Task prompt:
Reproduce the listing exactly and skip over any pictures.
#### Extracted entries
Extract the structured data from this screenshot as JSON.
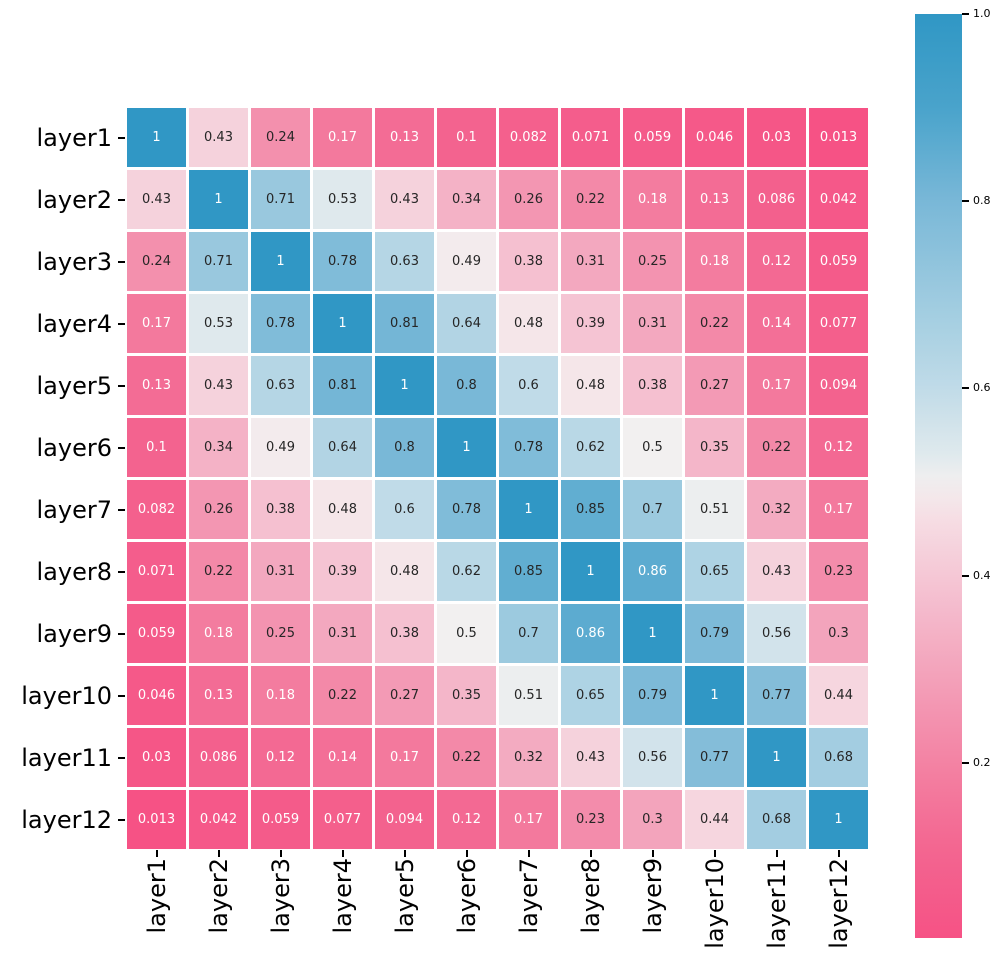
{
  "chart_data": {
    "type": "heatmap",
    "title": "",
    "xlabel": "",
    "ylabel": "",
    "x_categories": [
      "layer1",
      "layer2",
      "layer3",
      "layer4",
      "layer5",
      "layer6",
      "layer7",
      "layer8",
      "layer9",
      "layer10",
      "layer11",
      "layer12"
    ],
    "y_categories": [
      "layer1",
      "layer2",
      "layer3",
      "layer4",
      "layer5",
      "layer6",
      "layer7",
      "layer8",
      "layer9",
      "layer10",
      "layer11",
      "layer12"
    ],
    "matrix": [
      [
        1,
        0.43,
        0.24,
        0.17,
        0.13,
        0.1,
        0.082,
        0.071,
        0.059,
        0.046,
        0.03,
        0.013
      ],
      [
        0.43,
        1,
        0.71,
        0.53,
        0.43,
        0.34,
        0.26,
        0.22,
        0.18,
        0.13,
        0.086,
        0.042
      ],
      [
        0.24,
        0.71,
        1,
        0.78,
        0.63,
        0.49,
        0.38,
        0.31,
        0.25,
        0.18,
        0.12,
        0.059
      ],
      [
        0.17,
        0.53,
        0.78,
        1,
        0.81,
        0.64,
        0.48,
        0.39,
        0.31,
        0.22,
        0.14,
        0.077
      ],
      [
        0.13,
        0.43,
        0.63,
        0.81,
        1,
        0.8,
        0.6,
        0.48,
        0.38,
        0.27,
        0.17,
        0.094
      ],
      [
        0.1,
        0.34,
        0.49,
        0.64,
        0.8,
        1,
        0.78,
        0.62,
        0.5,
        0.35,
        0.22,
        0.12
      ],
      [
        0.082,
        0.26,
        0.38,
        0.48,
        0.6,
        0.78,
        1,
        0.85,
        0.7,
        0.51,
        0.32,
        0.17
      ],
      [
        0.071,
        0.22,
        0.31,
        0.39,
        0.48,
        0.62,
        0.85,
        1,
        0.86,
        0.65,
        0.43,
        0.23
      ],
      [
        0.059,
        0.18,
        0.25,
        0.31,
        0.38,
        0.5,
        0.7,
        0.86,
        1,
        0.79,
        0.56,
        0.3
      ],
      [
        0.046,
        0.13,
        0.18,
        0.22,
        0.27,
        0.35,
        0.51,
        0.65,
        0.79,
        1,
        0.77,
        0.44
      ],
      [
        0.03,
        0.086,
        0.12,
        0.14,
        0.17,
        0.22,
        0.32,
        0.43,
        0.56,
        0.77,
        1,
        0.68
      ],
      [
        0.013,
        0.042,
        0.059,
        0.077,
        0.094,
        0.12,
        0.17,
        0.23,
        0.3,
        0.44,
        0.68,
        1
      ]
    ],
    "annotations_shown": true,
    "value_format": "2 significant digits",
    "vmin": 0.013,
    "vmax": 1.0,
    "grid_line_color": "#ffffff",
    "annotation_text_colors": {
      "dark": "#262626",
      "light": "#ffffff"
    },
    "light_text_rule": {
      "low_max": 0.19,
      "high_min": 0.855
    },
    "colormap": {
      "name": "diverging-pink-white-blue",
      "stops": [
        {
          "v": 0.0,
          "color": "#f65084"
        },
        {
          "v": 0.1,
          "color": "#f3638f"
        },
        {
          "v": 0.2,
          "color": "#f382a3"
        },
        {
          "v": 0.3,
          "color": "#f3a4bc"
        },
        {
          "v": 0.4,
          "color": "#f5c7d5"
        },
        {
          "v": 0.47,
          "color": "#f6e1e6"
        },
        {
          "v": 0.5,
          "color": "#f2f0f0"
        },
        {
          "v": 0.53,
          "color": "#dfe9ed"
        },
        {
          "v": 0.6,
          "color": "#c0dbe8"
        },
        {
          "v": 0.7,
          "color": "#9ccadf"
        },
        {
          "v": 0.8,
          "color": "#79b8d7"
        },
        {
          "v": 0.9,
          "color": "#49a3cb"
        },
        {
          "v": 1.0,
          "color": "#3097c5"
        }
      ]
    },
    "colorbar": {
      "position": "right",
      "ticks": [
        1.0,
        0.8,
        0.6,
        0.4,
        0.2
      ],
      "tick_labels": [
        "1.0",
        "0.8",
        "0.6",
        "0.4",
        "0.2"
      ]
    },
    "legend": "none",
    "axes": {
      "x_tick_rotation_deg": 90,
      "y_tick_rotation_deg": 0
    }
  }
}
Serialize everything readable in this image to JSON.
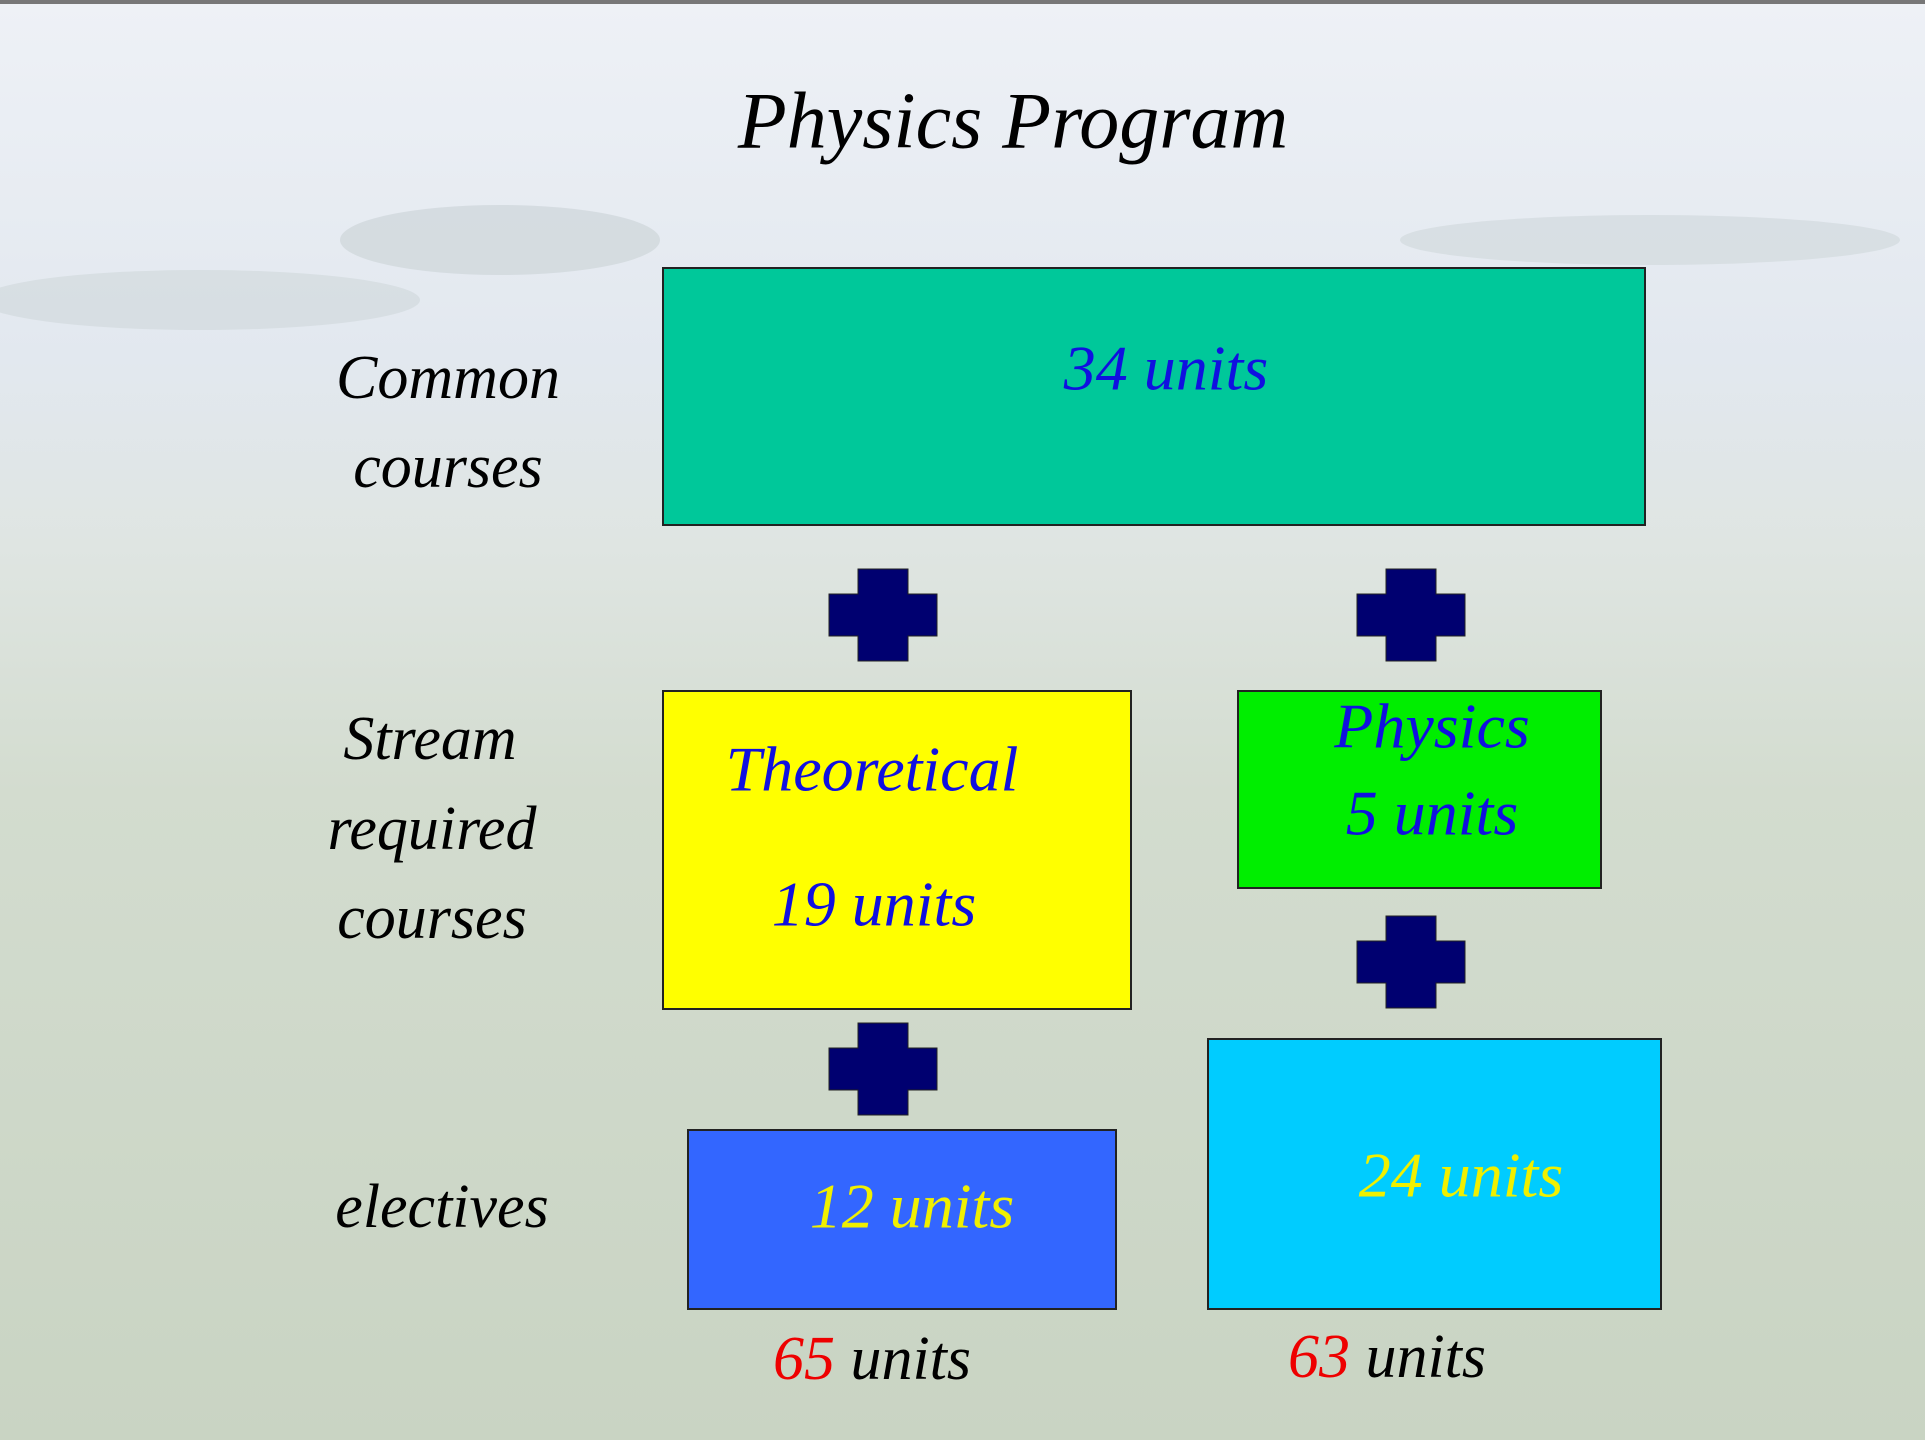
{
  "title": "Physics Program",
  "row_labels": [
    {
      "lines": [
        "Common",
        "courses"
      ]
    },
    {
      "lines": [
        "Stream",
        "required",
        "courses"
      ]
    },
    {
      "lines": [
        "electives"
      ]
    }
  ],
  "boxes": {
    "common": {
      "lines": [
        "34 units"
      ]
    },
    "theoretical": {
      "lines": [
        "Theoretical",
        "19 units"
      ]
    },
    "physics": {
      "lines": [
        "Physics",
        "5 units"
      ]
    },
    "theoretical_electives": {
      "lines": [
        "12 units"
      ]
    },
    "physics_electives": {
      "lines": [
        "24 units"
      ]
    }
  },
  "totals": [
    {
      "number": "65",
      "unit": "units"
    },
    {
      "number": "63",
      "unit": "units"
    }
  ]
}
########
Reply to the task:
Extract the structured data from this screenshot as JSON.
{
  "chart_data": {
    "type": "heatmap",
    "title": "",
    "xlabel": "",
    "ylabel": "",
    "x_categories": [
      "layer1",
      "layer2",
      "layer3",
      "layer4",
      "layer5",
      "layer6",
      "layer7",
      "layer8",
      "layer9",
      "layer10",
      "layer11",
      "layer12"
    ],
    "y_categories": [
      "layer1",
      "layer2",
      "layer3",
      "layer4",
      "layer5",
      "layer6",
      "layer7",
      "layer8",
      "layer9",
      "layer10",
      "layer11",
      "layer12"
    ],
    "matrix": [
      [
        1,
        0.43,
        0.24,
        0.17,
        0.13,
        0.1,
        0.082,
        0.071,
        0.059,
        0.046,
        0.03,
        0.013
      ],
      [
        0.43,
        1,
        0.71,
        0.53,
        0.43,
        0.34,
        0.26,
        0.22,
        0.18,
        0.13,
        0.086,
        0.042
      ],
      [
        0.24,
        0.71,
        1,
        0.78,
        0.63,
        0.49,
        0.38,
        0.31,
        0.25,
        0.18,
        0.12,
        0.059
      ],
      [
        0.17,
        0.53,
        0.78,
        1,
        0.81,
        0.64,
        0.48,
        0.39,
        0.31,
        0.22,
        0.14,
        0.077
      ],
      [
        0.13,
        0.43,
        0.63,
        0.81,
        1,
        0.8,
        0.6,
        0.48,
        0.38,
        0.27,
        0.17,
        0.094
      ],
      [
        0.1,
        0.34,
        0.49,
        0.64,
        0.8,
        1,
        0.78,
        0.62,
        0.5,
        0.35,
        0.22,
        0.12
      ],
      [
        0.082,
        0.26,
        0.38,
        0.48,
        0.6,
        0.78,
        1,
        0.85,
        0.7,
        0.51,
        0.32,
        0.17
      ],
      [
        0.071,
        0.22,
        0.31,
        0.39,
        0.48,
        0.62,
        0.85,
        1,
        0.86,
        0.65,
        0.43,
        0.23
      ],
      [
        0.059,
        0.18,
        0.25,
        0.31,
        0.38,
        0.5,
        0.7,
        0.86,
        1,
        0.79,
        0.56,
        0.3
      ],
      [
        0.046,
        0.13,
        0.18,
        0.22,
        0.27,
        0.35,
        0.51,
        0.65,
        0.79,
        1,
        0.77,
        0.44
      ],
      [
        0.03,
        0.086,
        0.12,
        0.14,
        0.17,
        0.22,
        0.32,
        0.43,
        0.56,
        0.77,
        1,
        0.68
      ],
      [
        0.013,
        0.042,
        0.059,
        0.077,
        0.094,
        0.12,
        0.17,
        0.23,
        0.3,
        0.44,
        0.68,
        1
      ]
    ],
    "annotations_shown": true,
    "value_format": "2 significant digits",
    "vmin": 0.013,
    "vmax": 1.0,
    "grid_line_color": "#ffffff",
    "annotation_text_colors": {
      "dark": "#262626",
      "light": "#ffffff"
    },
    "light_text_rule": {
      "low_max": 0.19,
      "high_min": 0.855
    },
    "colormap": {
      "name": "diverging-pink-white-blue",
      "stops": [
        {
          "v": 0.0,
          "color": "#f65084"
        },
        {
          "v": 0.1,
          "color": "#f3638f"
        },
        {
          "v": 0.2,
          "color": "#f382a3"
        },
        {
          "v": 0.3,
          "color": "#f3a4bc"
        },
        {
          "v": 0.4,
          "color": "#f5c7d5"
        },
        {
          "v": 0.47,
          "color": "#f6e1e6"
        },
        {
          "v": 0.5,
          "color": "#f2f0f0"
        },
        {
          "v": 0.53,
          "color": "#dfe9ed"
        },
        {
          "v": 0.6,
          "color": "#c0dbe8"
        },
        {
          "v": 0.7,
          "color": "#9ccadf"
        },
        {
          "v": 0.8,
          "color": "#79b8d7"
        },
        {
          "v": 0.9,
          "color": "#49a3cb"
        },
        {
          "v": 1.0,
          "color": "#3097c5"
        }
      ]
    },
    "colorbar": {
      "position": "right",
      "ticks": [
        1.0,
        0.8,
        0.6,
        0.4,
        0.2
      ],
      "tick_labels": [
        "1.0",
        "0.8",
        "0.6",
        "0.4",
        "0.2"
      ]
    },
    "legend": "none",
    "axes": {
      "x_tick_rotation_deg": 90,
      "y_tick_rotation_deg": 0
    }
  }
}
Serialize everything readable in this image to JSON.
{
  "title": "Physics Program",
  "row_labels": [
    {
      "lines": [
        "Common",
        "courses"
      ]
    },
    {
      "lines": [
        "Stream",
        "required",
        "courses"
      ]
    },
    {
      "lines": [
        "electives"
      ]
    }
  ],
  "boxes": {
    "common": {
      "lines": [
        "34 units"
      ]
    },
    "theoretical": {
      "lines": [
        "Theoretical",
        "19 units"
      ]
    },
    "physics": {
      "lines": [
        "Physics",
        "5 units"
      ]
    },
    "theoretical_electives": {
      "lines": [
        "12 units"
      ]
    },
    "physics_electives": {
      "lines": [
        "24 units"
      ]
    }
  },
  "totals": [
    {
      "number": "65",
      "unit": "units"
    },
    {
      "number": "63",
      "unit": "units"
    }
  ]
}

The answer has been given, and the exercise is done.